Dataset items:

◆ ◆ ◆ ◆

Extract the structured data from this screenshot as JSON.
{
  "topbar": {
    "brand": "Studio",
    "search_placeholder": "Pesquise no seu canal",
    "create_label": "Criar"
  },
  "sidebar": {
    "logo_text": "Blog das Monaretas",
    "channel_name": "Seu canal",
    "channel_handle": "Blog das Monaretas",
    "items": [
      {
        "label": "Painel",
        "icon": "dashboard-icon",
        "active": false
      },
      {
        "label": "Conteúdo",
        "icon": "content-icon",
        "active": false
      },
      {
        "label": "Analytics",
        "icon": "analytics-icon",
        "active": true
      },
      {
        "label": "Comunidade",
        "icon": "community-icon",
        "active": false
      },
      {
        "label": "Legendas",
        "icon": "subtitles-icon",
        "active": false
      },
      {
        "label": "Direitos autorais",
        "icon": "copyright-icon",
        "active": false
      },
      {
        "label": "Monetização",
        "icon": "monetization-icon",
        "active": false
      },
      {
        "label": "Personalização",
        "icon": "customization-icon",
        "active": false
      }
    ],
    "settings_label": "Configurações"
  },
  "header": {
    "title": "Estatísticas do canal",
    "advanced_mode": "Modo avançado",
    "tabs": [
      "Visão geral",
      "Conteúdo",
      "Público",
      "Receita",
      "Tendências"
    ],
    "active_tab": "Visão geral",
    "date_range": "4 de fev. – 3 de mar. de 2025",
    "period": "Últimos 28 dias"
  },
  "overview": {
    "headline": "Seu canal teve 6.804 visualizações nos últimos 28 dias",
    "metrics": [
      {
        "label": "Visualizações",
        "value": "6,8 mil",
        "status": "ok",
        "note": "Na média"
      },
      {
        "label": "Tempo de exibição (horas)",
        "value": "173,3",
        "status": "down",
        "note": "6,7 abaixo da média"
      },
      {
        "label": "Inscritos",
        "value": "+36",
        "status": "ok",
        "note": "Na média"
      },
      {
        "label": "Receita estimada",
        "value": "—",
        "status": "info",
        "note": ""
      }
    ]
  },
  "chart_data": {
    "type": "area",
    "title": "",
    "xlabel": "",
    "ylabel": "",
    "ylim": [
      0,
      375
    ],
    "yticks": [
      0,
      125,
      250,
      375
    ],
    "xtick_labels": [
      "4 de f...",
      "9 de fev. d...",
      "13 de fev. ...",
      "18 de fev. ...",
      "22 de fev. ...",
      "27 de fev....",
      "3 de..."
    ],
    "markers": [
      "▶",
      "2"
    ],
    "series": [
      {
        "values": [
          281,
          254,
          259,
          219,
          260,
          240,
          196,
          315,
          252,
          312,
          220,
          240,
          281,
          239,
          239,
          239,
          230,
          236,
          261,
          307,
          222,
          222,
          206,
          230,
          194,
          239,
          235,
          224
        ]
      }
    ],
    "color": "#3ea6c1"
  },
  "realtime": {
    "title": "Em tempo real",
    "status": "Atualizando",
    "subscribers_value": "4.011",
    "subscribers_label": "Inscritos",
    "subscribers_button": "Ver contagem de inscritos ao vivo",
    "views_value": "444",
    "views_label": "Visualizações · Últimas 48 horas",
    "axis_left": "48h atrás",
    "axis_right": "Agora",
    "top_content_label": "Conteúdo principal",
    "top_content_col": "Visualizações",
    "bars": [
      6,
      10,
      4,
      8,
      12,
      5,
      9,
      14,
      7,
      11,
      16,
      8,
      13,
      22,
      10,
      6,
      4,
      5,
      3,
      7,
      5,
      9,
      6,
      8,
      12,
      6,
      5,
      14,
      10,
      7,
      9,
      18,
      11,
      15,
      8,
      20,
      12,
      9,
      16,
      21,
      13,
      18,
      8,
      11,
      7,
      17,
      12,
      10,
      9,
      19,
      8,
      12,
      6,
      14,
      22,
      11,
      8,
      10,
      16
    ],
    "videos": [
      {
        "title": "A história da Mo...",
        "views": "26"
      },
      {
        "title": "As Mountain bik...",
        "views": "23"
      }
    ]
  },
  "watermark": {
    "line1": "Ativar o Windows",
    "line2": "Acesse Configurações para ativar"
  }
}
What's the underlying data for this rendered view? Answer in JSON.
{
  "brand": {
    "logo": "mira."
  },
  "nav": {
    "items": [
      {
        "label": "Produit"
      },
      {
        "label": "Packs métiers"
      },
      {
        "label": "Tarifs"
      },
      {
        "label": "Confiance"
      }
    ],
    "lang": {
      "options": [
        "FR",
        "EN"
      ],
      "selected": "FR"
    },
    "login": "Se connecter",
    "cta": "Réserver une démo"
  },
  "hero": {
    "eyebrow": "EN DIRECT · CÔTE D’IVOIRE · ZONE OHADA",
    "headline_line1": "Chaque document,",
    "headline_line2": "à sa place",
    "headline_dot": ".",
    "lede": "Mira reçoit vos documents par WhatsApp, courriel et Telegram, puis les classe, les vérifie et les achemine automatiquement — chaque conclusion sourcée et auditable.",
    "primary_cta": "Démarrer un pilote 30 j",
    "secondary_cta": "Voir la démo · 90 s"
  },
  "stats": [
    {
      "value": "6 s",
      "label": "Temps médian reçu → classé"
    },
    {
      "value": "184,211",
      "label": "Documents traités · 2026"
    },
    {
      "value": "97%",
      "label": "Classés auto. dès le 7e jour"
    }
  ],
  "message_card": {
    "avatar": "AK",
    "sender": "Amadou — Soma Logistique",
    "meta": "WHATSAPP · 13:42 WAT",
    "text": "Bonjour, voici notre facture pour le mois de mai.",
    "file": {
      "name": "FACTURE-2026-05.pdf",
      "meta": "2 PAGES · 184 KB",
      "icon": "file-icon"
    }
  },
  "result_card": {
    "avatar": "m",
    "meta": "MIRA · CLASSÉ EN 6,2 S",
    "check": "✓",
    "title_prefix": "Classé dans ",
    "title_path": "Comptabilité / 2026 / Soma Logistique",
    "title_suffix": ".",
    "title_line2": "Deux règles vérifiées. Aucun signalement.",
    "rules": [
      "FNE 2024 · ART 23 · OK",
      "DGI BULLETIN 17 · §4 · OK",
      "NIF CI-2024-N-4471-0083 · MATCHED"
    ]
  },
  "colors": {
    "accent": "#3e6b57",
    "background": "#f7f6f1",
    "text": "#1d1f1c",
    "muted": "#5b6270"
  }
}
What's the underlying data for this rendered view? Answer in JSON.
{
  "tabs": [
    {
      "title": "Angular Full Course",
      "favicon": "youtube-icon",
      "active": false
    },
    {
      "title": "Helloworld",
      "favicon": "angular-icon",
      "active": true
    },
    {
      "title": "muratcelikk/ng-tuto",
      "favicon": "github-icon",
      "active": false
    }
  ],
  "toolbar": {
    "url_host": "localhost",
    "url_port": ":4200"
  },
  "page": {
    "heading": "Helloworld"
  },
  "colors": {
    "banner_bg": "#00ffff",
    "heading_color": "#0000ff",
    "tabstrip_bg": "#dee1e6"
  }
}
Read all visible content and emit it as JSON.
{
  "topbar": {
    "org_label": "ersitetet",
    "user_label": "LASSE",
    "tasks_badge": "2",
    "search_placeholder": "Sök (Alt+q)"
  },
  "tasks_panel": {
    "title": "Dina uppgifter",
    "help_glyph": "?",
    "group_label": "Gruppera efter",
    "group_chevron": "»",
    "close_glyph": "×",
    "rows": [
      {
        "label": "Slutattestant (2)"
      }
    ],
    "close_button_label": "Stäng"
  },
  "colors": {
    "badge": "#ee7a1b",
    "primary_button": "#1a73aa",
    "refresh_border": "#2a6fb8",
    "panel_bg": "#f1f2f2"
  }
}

◆ ◆ ◆ ◆

PROBLEM STATEMENT
Locate and copy each line in the data above that includes the word "JSON".

TASK RESPONSE
Extract the structured data from this screenshot as JSON.
What's the underlying data for this rendered view? Answer in JSON.
What's the underlying data for this rendered view? Answer in JSON.
Read all visible content and emit it as JSON.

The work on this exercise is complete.